==== SUPPLIED MATERIAL ====

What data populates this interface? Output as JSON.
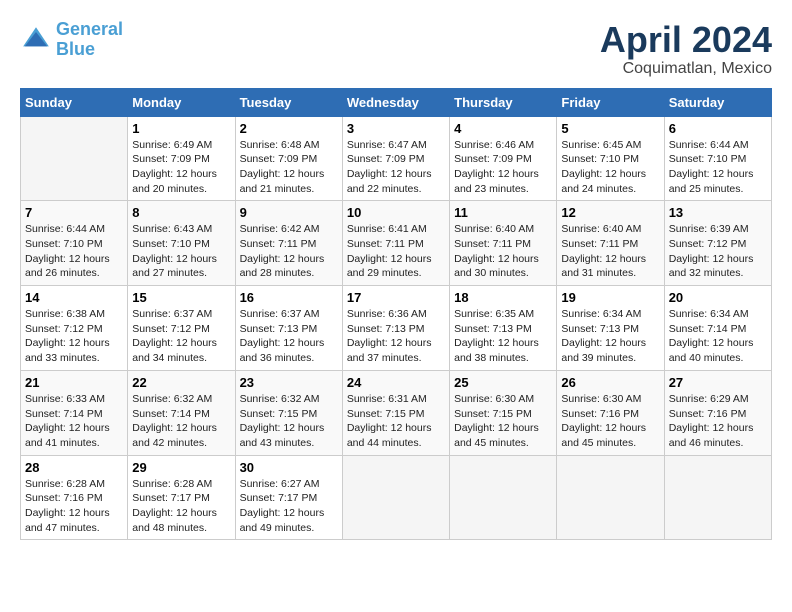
{
  "header": {
    "logo_line1": "General",
    "logo_line2": "Blue",
    "month": "April 2024",
    "location": "Coquimatlan, Mexico"
  },
  "weekdays": [
    "Sunday",
    "Monday",
    "Tuesday",
    "Wednesday",
    "Thursday",
    "Friday",
    "Saturday"
  ],
  "weeks": [
    [
      {
        "day": "",
        "info": ""
      },
      {
        "day": "1",
        "info": "Sunrise: 6:49 AM\nSunset: 7:09 PM\nDaylight: 12 hours\nand 20 minutes."
      },
      {
        "day": "2",
        "info": "Sunrise: 6:48 AM\nSunset: 7:09 PM\nDaylight: 12 hours\nand 21 minutes."
      },
      {
        "day": "3",
        "info": "Sunrise: 6:47 AM\nSunset: 7:09 PM\nDaylight: 12 hours\nand 22 minutes."
      },
      {
        "day": "4",
        "info": "Sunrise: 6:46 AM\nSunset: 7:09 PM\nDaylight: 12 hours\nand 23 minutes."
      },
      {
        "day": "5",
        "info": "Sunrise: 6:45 AM\nSunset: 7:10 PM\nDaylight: 12 hours\nand 24 minutes."
      },
      {
        "day": "6",
        "info": "Sunrise: 6:44 AM\nSunset: 7:10 PM\nDaylight: 12 hours\nand 25 minutes."
      }
    ],
    [
      {
        "day": "7",
        "info": "Sunrise: 6:44 AM\nSunset: 7:10 PM\nDaylight: 12 hours\nand 26 minutes."
      },
      {
        "day": "8",
        "info": "Sunrise: 6:43 AM\nSunset: 7:10 PM\nDaylight: 12 hours\nand 27 minutes."
      },
      {
        "day": "9",
        "info": "Sunrise: 6:42 AM\nSunset: 7:11 PM\nDaylight: 12 hours\nand 28 minutes."
      },
      {
        "day": "10",
        "info": "Sunrise: 6:41 AM\nSunset: 7:11 PM\nDaylight: 12 hours\nand 29 minutes."
      },
      {
        "day": "11",
        "info": "Sunrise: 6:40 AM\nSunset: 7:11 PM\nDaylight: 12 hours\nand 30 minutes."
      },
      {
        "day": "12",
        "info": "Sunrise: 6:40 AM\nSunset: 7:11 PM\nDaylight: 12 hours\nand 31 minutes."
      },
      {
        "day": "13",
        "info": "Sunrise: 6:39 AM\nSunset: 7:12 PM\nDaylight: 12 hours\nand 32 minutes."
      }
    ],
    [
      {
        "day": "14",
        "info": "Sunrise: 6:38 AM\nSunset: 7:12 PM\nDaylight: 12 hours\nand 33 minutes."
      },
      {
        "day": "15",
        "info": "Sunrise: 6:37 AM\nSunset: 7:12 PM\nDaylight: 12 hours\nand 34 minutes."
      },
      {
        "day": "16",
        "info": "Sunrise: 6:37 AM\nSunset: 7:13 PM\nDaylight: 12 hours\nand 36 minutes."
      },
      {
        "day": "17",
        "info": "Sunrise: 6:36 AM\nSunset: 7:13 PM\nDaylight: 12 hours\nand 37 minutes."
      },
      {
        "day": "18",
        "info": "Sunrise: 6:35 AM\nSunset: 7:13 PM\nDaylight: 12 hours\nand 38 minutes."
      },
      {
        "day": "19",
        "info": "Sunrise: 6:34 AM\nSunset: 7:13 PM\nDaylight: 12 hours\nand 39 minutes."
      },
      {
        "day": "20",
        "info": "Sunrise: 6:34 AM\nSunset: 7:14 PM\nDaylight: 12 hours\nand 40 minutes."
      }
    ],
    [
      {
        "day": "21",
        "info": "Sunrise: 6:33 AM\nSunset: 7:14 PM\nDaylight: 12 hours\nand 41 minutes."
      },
      {
        "day": "22",
        "info": "Sunrise: 6:32 AM\nSunset: 7:14 PM\nDaylight: 12 hours\nand 42 minutes."
      },
      {
        "day": "23",
        "info": "Sunrise: 6:32 AM\nSunset: 7:15 PM\nDaylight: 12 hours\nand 43 minutes."
      },
      {
        "day": "24",
        "info": "Sunrise: 6:31 AM\nSunset: 7:15 PM\nDaylight: 12 hours\nand 44 minutes."
      },
      {
        "day": "25",
        "info": "Sunrise: 6:30 AM\nSunset: 7:15 PM\nDaylight: 12 hours\nand 45 minutes."
      },
      {
        "day": "26",
        "info": "Sunrise: 6:30 AM\nSunset: 7:16 PM\nDaylight: 12 hours\nand 45 minutes."
      },
      {
        "day": "27",
        "info": "Sunrise: 6:29 AM\nSunset: 7:16 PM\nDaylight: 12 hours\nand 46 minutes."
      }
    ],
    [
      {
        "day": "28",
        "info": "Sunrise: 6:28 AM\nSunset: 7:16 PM\nDaylight: 12 hours\nand 47 minutes."
      },
      {
        "day": "29",
        "info": "Sunrise: 6:28 AM\nSunset: 7:17 PM\nDaylight: 12 hours\nand 48 minutes."
      },
      {
        "day": "30",
        "info": "Sunrise: 6:27 AM\nSunset: 7:17 PM\nDaylight: 12 hours\nand 49 minutes."
      },
      {
        "day": "",
        "info": ""
      },
      {
        "day": "",
        "info": ""
      },
      {
        "day": "",
        "info": ""
      },
      {
        "day": "",
        "info": ""
      }
    ]
  ]
}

====

EXERCISE TASK ▸ Without the pictures, write out every entry precisely as it appears.

SOLUTION TO THE EXERCISE ▸
What data populates this interface? Output as JSON.
{
  "header": {
    "logo_line1": "General",
    "logo_line2": "Blue",
    "month": "April 2024",
    "location": "Coquimatlan, Mexico"
  },
  "weekdays": [
    "Sunday",
    "Monday",
    "Tuesday",
    "Wednesday",
    "Thursday",
    "Friday",
    "Saturday"
  ],
  "weeks": [
    [
      {
        "day": "",
        "info": ""
      },
      {
        "day": "1",
        "info": "Sunrise: 6:49 AM\nSunset: 7:09 PM\nDaylight: 12 hours\nand 20 minutes."
      },
      {
        "day": "2",
        "info": "Sunrise: 6:48 AM\nSunset: 7:09 PM\nDaylight: 12 hours\nand 21 minutes."
      },
      {
        "day": "3",
        "info": "Sunrise: 6:47 AM\nSunset: 7:09 PM\nDaylight: 12 hours\nand 22 minutes."
      },
      {
        "day": "4",
        "info": "Sunrise: 6:46 AM\nSunset: 7:09 PM\nDaylight: 12 hours\nand 23 minutes."
      },
      {
        "day": "5",
        "info": "Sunrise: 6:45 AM\nSunset: 7:10 PM\nDaylight: 12 hours\nand 24 minutes."
      },
      {
        "day": "6",
        "info": "Sunrise: 6:44 AM\nSunset: 7:10 PM\nDaylight: 12 hours\nand 25 minutes."
      }
    ],
    [
      {
        "day": "7",
        "info": "Sunrise: 6:44 AM\nSunset: 7:10 PM\nDaylight: 12 hours\nand 26 minutes."
      },
      {
        "day": "8",
        "info": "Sunrise: 6:43 AM\nSunset: 7:10 PM\nDaylight: 12 hours\nand 27 minutes."
      },
      {
        "day": "9",
        "info": "Sunrise: 6:42 AM\nSunset: 7:11 PM\nDaylight: 12 hours\nand 28 minutes."
      },
      {
        "day": "10",
        "info": "Sunrise: 6:41 AM\nSunset: 7:11 PM\nDaylight: 12 hours\nand 29 minutes."
      },
      {
        "day": "11",
        "info": "Sunrise: 6:40 AM\nSunset: 7:11 PM\nDaylight: 12 hours\nand 30 minutes."
      },
      {
        "day": "12",
        "info": "Sunrise: 6:40 AM\nSunset: 7:11 PM\nDaylight: 12 hours\nand 31 minutes."
      },
      {
        "day": "13",
        "info": "Sunrise: 6:39 AM\nSunset: 7:12 PM\nDaylight: 12 hours\nand 32 minutes."
      }
    ],
    [
      {
        "day": "14",
        "info": "Sunrise: 6:38 AM\nSunset: 7:12 PM\nDaylight: 12 hours\nand 33 minutes."
      },
      {
        "day": "15",
        "info": "Sunrise: 6:37 AM\nSunset: 7:12 PM\nDaylight: 12 hours\nand 34 minutes."
      },
      {
        "day": "16",
        "info": "Sunrise: 6:37 AM\nSunset: 7:13 PM\nDaylight: 12 hours\nand 36 minutes."
      },
      {
        "day": "17",
        "info": "Sunrise: 6:36 AM\nSunset: 7:13 PM\nDaylight: 12 hours\nand 37 minutes."
      },
      {
        "day": "18",
        "info": "Sunrise: 6:35 AM\nSunset: 7:13 PM\nDaylight: 12 hours\nand 38 minutes."
      },
      {
        "day": "19",
        "info": "Sunrise: 6:34 AM\nSunset: 7:13 PM\nDaylight: 12 hours\nand 39 minutes."
      },
      {
        "day": "20",
        "info": "Sunrise: 6:34 AM\nSunset: 7:14 PM\nDaylight: 12 hours\nand 40 minutes."
      }
    ],
    [
      {
        "day": "21",
        "info": "Sunrise: 6:33 AM\nSunset: 7:14 PM\nDaylight: 12 hours\nand 41 minutes."
      },
      {
        "day": "22",
        "info": "Sunrise: 6:32 AM\nSunset: 7:14 PM\nDaylight: 12 hours\nand 42 minutes."
      },
      {
        "day": "23",
        "info": "Sunrise: 6:32 AM\nSunset: 7:15 PM\nDaylight: 12 hours\nand 43 minutes."
      },
      {
        "day": "24",
        "info": "Sunrise: 6:31 AM\nSunset: 7:15 PM\nDaylight: 12 hours\nand 44 minutes."
      },
      {
        "day": "25",
        "info": "Sunrise: 6:30 AM\nSunset: 7:15 PM\nDaylight: 12 hours\nand 45 minutes."
      },
      {
        "day": "26",
        "info": "Sunrise: 6:30 AM\nSunset: 7:16 PM\nDaylight: 12 hours\nand 45 minutes."
      },
      {
        "day": "27",
        "info": "Sunrise: 6:29 AM\nSunset: 7:16 PM\nDaylight: 12 hours\nand 46 minutes."
      }
    ],
    [
      {
        "day": "28",
        "info": "Sunrise: 6:28 AM\nSunset: 7:16 PM\nDaylight: 12 hours\nand 47 minutes."
      },
      {
        "day": "29",
        "info": "Sunrise: 6:28 AM\nSunset: 7:17 PM\nDaylight: 12 hours\nand 48 minutes."
      },
      {
        "day": "30",
        "info": "Sunrise: 6:27 AM\nSunset: 7:17 PM\nDaylight: 12 hours\nand 49 minutes."
      },
      {
        "day": "",
        "info": ""
      },
      {
        "day": "",
        "info": ""
      },
      {
        "day": "",
        "info": ""
      },
      {
        "day": "",
        "info": ""
      }
    ]
  ]
}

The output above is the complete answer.